►

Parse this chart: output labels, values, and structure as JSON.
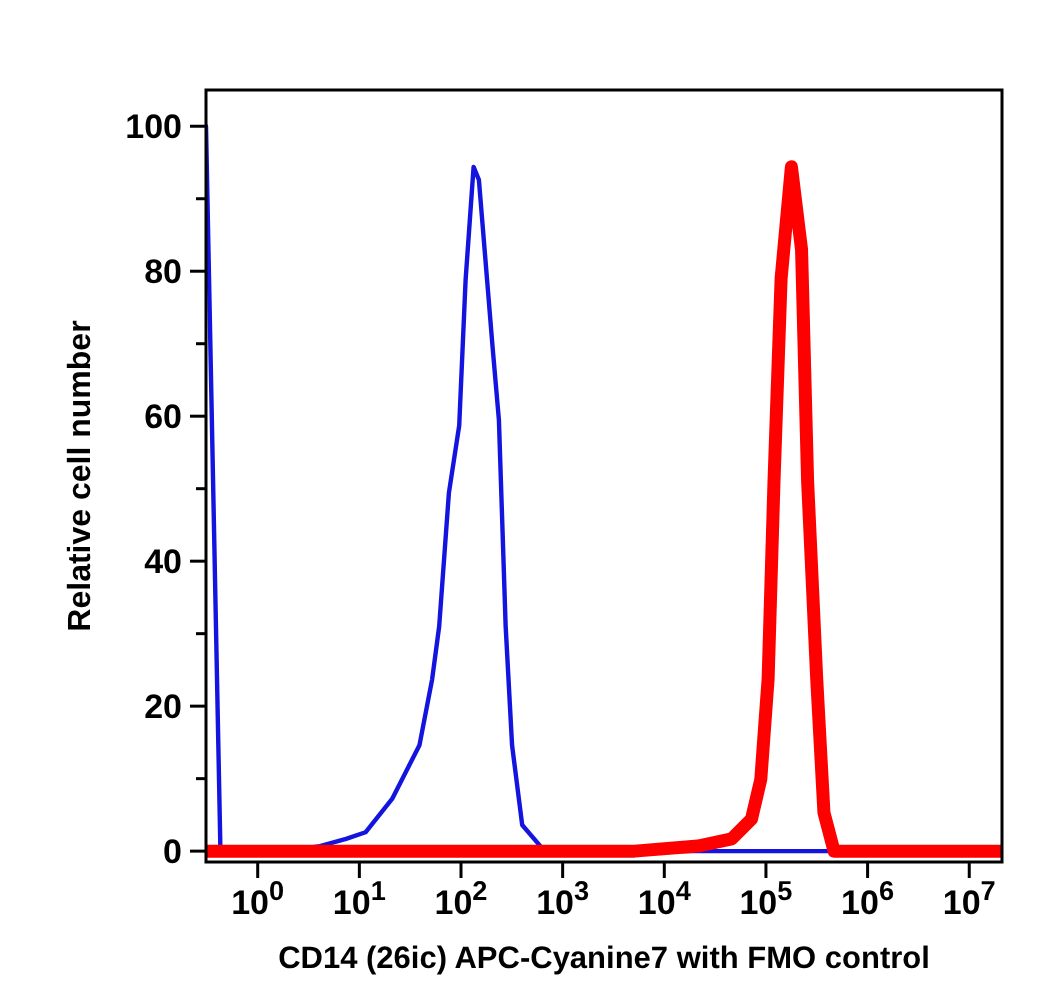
{
  "chart_data": {
    "type": "line",
    "xlabel": "CD14 (26ic) APC-Cyanine7 with FMO control",
    "ylabel": "Relative cell number",
    "log": "x",
    "xlim": [
      0.31,
      21000000
    ],
    "ylim": [
      -1.5,
      105
    ],
    "xticks": [
      {
        "value": 1,
        "label": "10$^{0}$"
      },
      {
        "value": 10,
        "label": "10$^{1}$"
      },
      {
        "value": 100,
        "label": "10$^{2}$"
      },
      {
        "value": 1000,
        "label": "10$^{3}$"
      },
      {
        "value": 10000,
        "label": "10$^{4}$"
      },
      {
        "value": 100000,
        "label": "10$^{5}$"
      },
      {
        "value": 1000000,
        "label": "10$^{6}$"
      },
      {
        "value": 10000000,
        "label": "10$^{7}$"
      }
    ],
    "yticks": [
      0,
      {
        "value": 10,
        "label": null
      },
      20,
      {
        "value": 30,
        "label": null
      },
      40,
      {
        "value": 50,
        "label": null
      },
      60,
      {
        "value": 70,
        "label": null
      },
      80,
      {
        "value": 90,
        "label": null
      },
      100
    ],
    "marker": "none",
    "line_style": "solid",
    "series": [
      {
        "color": "#1414e0",
        "x": [
          0.31,
          0.43,
          1.9,
          4.1,
          7.4,
          11.5,
          21,
          39,
          52,
          61,
          76,
          96,
          111,
          133,
          150,
          204,
          236,
          275,
          318,
          400,
          665,
          21000000
        ],
        "values": [
          100,
          0,
          0,
          0.7,
          1.7,
          2.6,
          7.2,
          14.6,
          23.7,
          31,
          49.4,
          58.7,
          78.8,
          94.4,
          92.6,
          69.7,
          59.5,
          31,
          14.6,
          3.6,
          0,
          0
        ]
      },
      {
        "color": "#ff0000",
        "x": [
          0.31,
          5100,
          21400,
          46000,
          72000,
          89000,
          105000,
          120000,
          141000,
          178000,
          224000,
          257000,
          316000,
          372000,
          468000,
          21000000
        ],
        "values": [
          0,
          0,
          0.7,
          1.7,
          4.4,
          9.9,
          23.7,
          51,
          79,
          94.4,
          83,
          51,
          23.7,
          5.3,
          0,
          0
        ]
      }
    ]
  }
}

◄

**PROBLEM DETAILS**
Repeat the preceding records precisely, and leave every picture out of the copy.

**EXERCISE RESULT**
Parse this chart: output labels, values, and structure as JSON.
{
  "chart_data": {
    "type": "line",
    "xlabel": "CD14 (26ic) APC-Cyanine7 with FMO control",
    "ylabel": "Relative cell number",
    "log": "x",
    "xlim": [
      0.31,
      21000000
    ],
    "ylim": [
      -1.5,
      105
    ],
    "xticks": [
      {
        "value": 1,
        "label": "10$^{0}$"
      },
      {
        "value": 10,
        "label": "10$^{1}$"
      },
      {
        "value": 100,
        "label": "10$^{2}$"
      },
      {
        "value": 1000,
        "label": "10$^{3}$"
      },
      {
        "value": 10000,
        "label": "10$^{4}$"
      },
      {
        "value": 100000,
        "label": "10$^{5}$"
      },
      {
        "value": 1000000,
        "label": "10$^{6}$"
      },
      {
        "value": 10000000,
        "label": "10$^{7}$"
      }
    ],
    "yticks": [
      0,
      {
        "value": 10,
        "label": null
      },
      20,
      {
        "value": 30,
        "label": null
      },
      40,
      {
        "value": 50,
        "label": null
      },
      60,
      {
        "value": 70,
        "label": null
      },
      80,
      {
        "value": 90,
        "label": null
      },
      100
    ],
    "marker": "none",
    "line_style": "solid",
    "series": [
      {
        "color": "#1414e0",
        "x": [
          0.31,
          0.43,
          1.9,
          4.1,
          7.4,
          11.5,
          21,
          39,
          52,
          61,
          76,
          96,
          111,
          133,
          150,
          204,
          236,
          275,
          318,
          400,
          665,
          21000000
        ],
        "values": [
          100,
          0,
          0,
          0.7,
          1.7,
          2.6,
          7.2,
          14.6,
          23.7,
          31,
          49.4,
          58.7,
          78.8,
          94.4,
          92.6,
          69.7,
          59.5,
          31,
          14.6,
          3.6,
          0,
          0
        ]
      },
      {
        "color": "#ff0000",
        "x": [
          0.31,
          5100,
          21400,
          46000,
          72000,
          89000,
          105000,
          120000,
          141000,
          178000,
          224000,
          257000,
          316000,
          372000,
          468000,
          21000000
        ],
        "values": [
          0,
          0,
          0.7,
          1.7,
          4.4,
          9.9,
          23.7,
          51,
          79,
          94.4,
          83,
          51,
          23.7,
          5.3,
          0,
          0
        ]
      }
    ]
  }
}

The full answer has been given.